• [TASK OBJECTIVE]: Filter this material down to the lines that hold "BASE", copying each one.
----- MATERIAL SHOWN -----
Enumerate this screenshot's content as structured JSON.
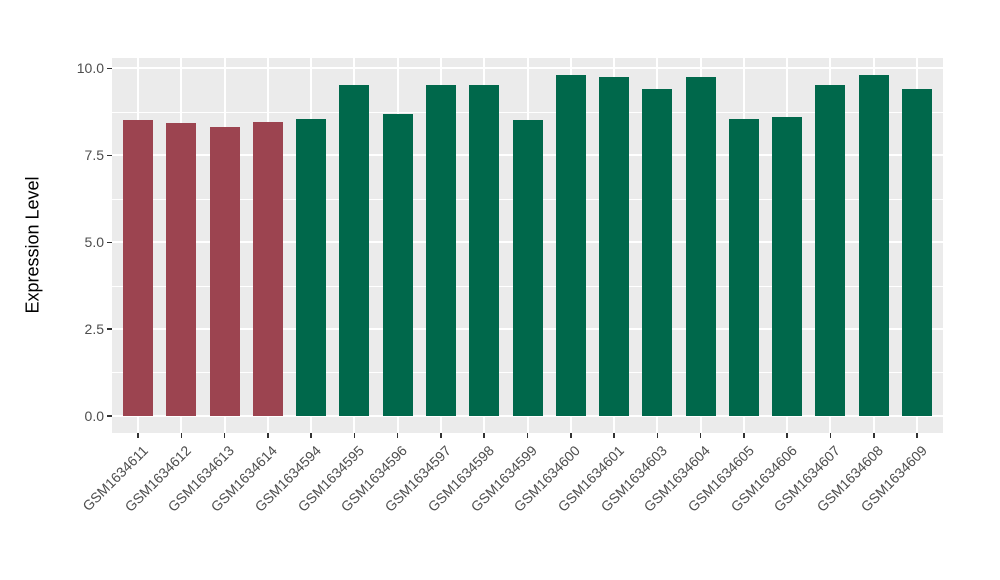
{
  "chart_data": {
    "type": "bar",
    "title": "",
    "xlabel": "",
    "ylabel": "Expression Level",
    "legend": "none",
    "grid": true,
    "categories": [
      "GSM1634611",
      "GSM1634612",
      "GSM1634613",
      "GSM1634614",
      "GSM1634594",
      "GSM1634595",
      "GSM1634596",
      "GSM1634597",
      "GSM1634598",
      "GSM1634599",
      "GSM1634600",
      "GSM1634601",
      "GSM1634603",
      "GSM1634604",
      "GSM1634605",
      "GSM1634606",
      "GSM1634607",
      "GSM1634608",
      "GSM1634609"
    ],
    "values": [
      8.52,
      8.43,
      8.32,
      8.46,
      8.55,
      9.5,
      8.67,
      9.51,
      9.5,
      8.52,
      9.8,
      9.73,
      9.39,
      9.73,
      8.53,
      8.58,
      9.52,
      9.8,
      9.4
    ],
    "bar_groups": [
      0,
      0,
      0,
      0,
      1,
      1,
      1,
      1,
      1,
      1,
      1,
      1,
      1,
      1,
      1,
      1,
      1,
      1,
      1
    ],
    "group_colors": [
      "#9C4450",
      "#00684B"
    ],
    "yaxis": {
      "major_ticks": [
        0,
        2.5,
        5,
        7.5,
        10
      ],
      "major_tick_labels": [
        "0.0",
        "2.5",
        "5.0",
        "7.5",
        "10.0"
      ],
      "minor_ticks": [
        1.25,
        3.75,
        6.25,
        8.75
      ],
      "display_min": -0.49,
      "display_max": 10.29
    },
    "styles": {
      "panel_bg": "#EBEBEB",
      "grid_color": "#FFFFFF",
      "tick_color": "#333333",
      "tick_label_color": "#4D4D4D",
      "axis_title_color": "#000000",
      "figure_bg": "#FFFFFF"
    }
  }
}
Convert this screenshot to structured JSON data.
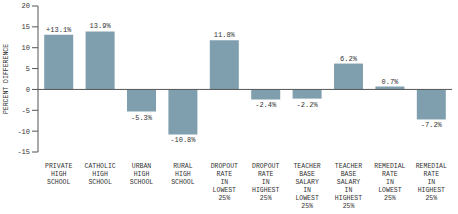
{
  "chart_data": {
    "type": "bar",
    "y_label": "PERCENT DIFFERENCE",
    "categories": [
      "PRIVATE HIGH SCHOOL",
      "CATHOLIC HIGH SCHOOL",
      "URBAN HIGH SCHOOL",
      "RURAL HIGH SCHOOL",
      "DROPOUT RATE IN LOWEST 25%",
      "DROPOUT RATE IN HIGHEST 25%",
      "TEACHER BASE SALARY IN LOWEST 25%",
      "TEACHER BASE SALARY IN HIGHEST 25%",
      "REMEDIAL RATE IN LOWEST 25%",
      "REMEDIAL RATE IN HIGHEST 25%"
    ],
    "values": [
      13.1,
      13.9,
      -5.3,
      -10.8,
      11.8,
      -2.4,
      -2.2,
      6.2,
      0.7,
      -7.2
    ],
    "value_labels": [
      "+13.1%",
      "13.9%",
      "-5.3%",
      "-10.8%",
      "11.8%",
      "-2.4%",
      "-2.2%",
      "6.2%",
      "0.7%",
      "-7.2%"
    ],
    "data_labels": true,
    "color": "#7f9fae",
    "ylim": [
      -15,
      20
    ],
    "yticks": [
      -15,
      -10,
      -5,
      0,
      5,
      10,
      15,
      20
    ],
    "grid": false
  }
}
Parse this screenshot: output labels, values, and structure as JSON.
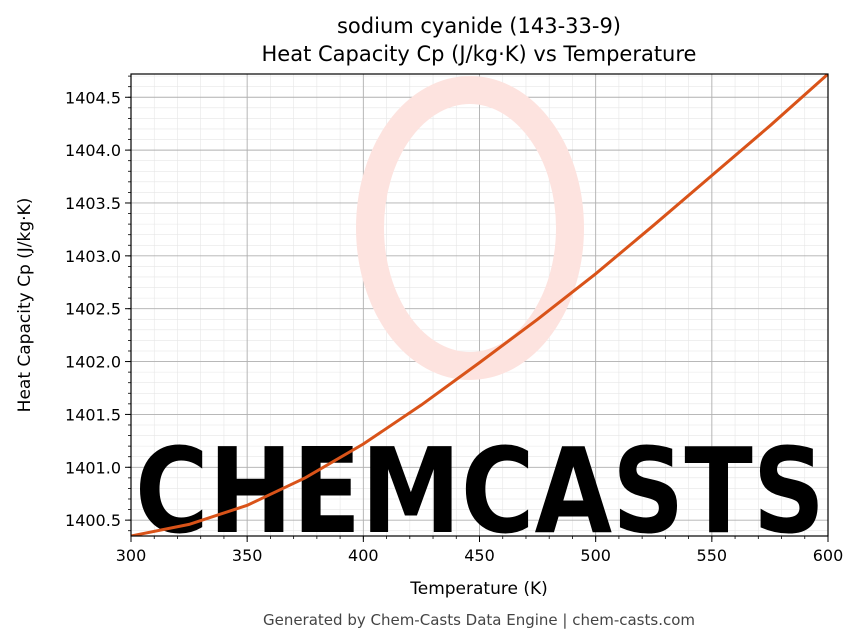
{
  "chart_data": {
    "type": "line",
    "title": "sodium cyanide (143-33-9)",
    "subtitle": "Heat Capacity Cp (J/kg·K) vs Temperature",
    "xlabel": "Temperature (K)",
    "ylabel": "Heat Capacity Cp (J/kg·K)",
    "xlim": [
      300,
      600
    ],
    "ylim": [
      1400.35,
      1404.72
    ],
    "x_ticks": [
      300,
      350,
      400,
      450,
      500,
      550,
      600
    ],
    "y_ticks": [
      1400.5,
      1401.0,
      1401.5,
      1402.0,
      1402.5,
      1403.0,
      1403.5,
      1404.0,
      1404.5
    ],
    "x_tick_labels": [
      "300",
      "350",
      "400",
      "450",
      "500",
      "550",
      "600"
    ],
    "y_tick_labels": [
      "1400.5",
      "1401.0",
      "1401.5",
      "1402.0",
      "1402.5",
      "1403.0",
      "1403.5",
      "1404.0",
      "1404.5"
    ],
    "grid": true,
    "series": [
      {
        "color": "#d95319",
        "x": [
          300,
          325,
          350,
          375,
          400,
          425,
          450,
          475,
          500,
          525,
          550,
          575,
          600
        ],
        "y": [
          1400.35,
          1400.46,
          1400.64,
          1400.9,
          1401.22,
          1401.59,
          1401.99,
          1402.4,
          1402.83,
          1403.29,
          1403.76,
          1404.23,
          1404.72
        ]
      }
    ]
  },
  "watermark": {
    "text": "CHEMCASTS",
    "color": "#fde3df"
  },
  "footer": "Generated by Chem-Casts Data Engine | chem-casts.com"
}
-----
• [CORRECT RESULT]:
      "TEACHER BASE SALARY IN LOWEST 25%",
      "TEACHER BASE SALARY IN HIGHEST 25%",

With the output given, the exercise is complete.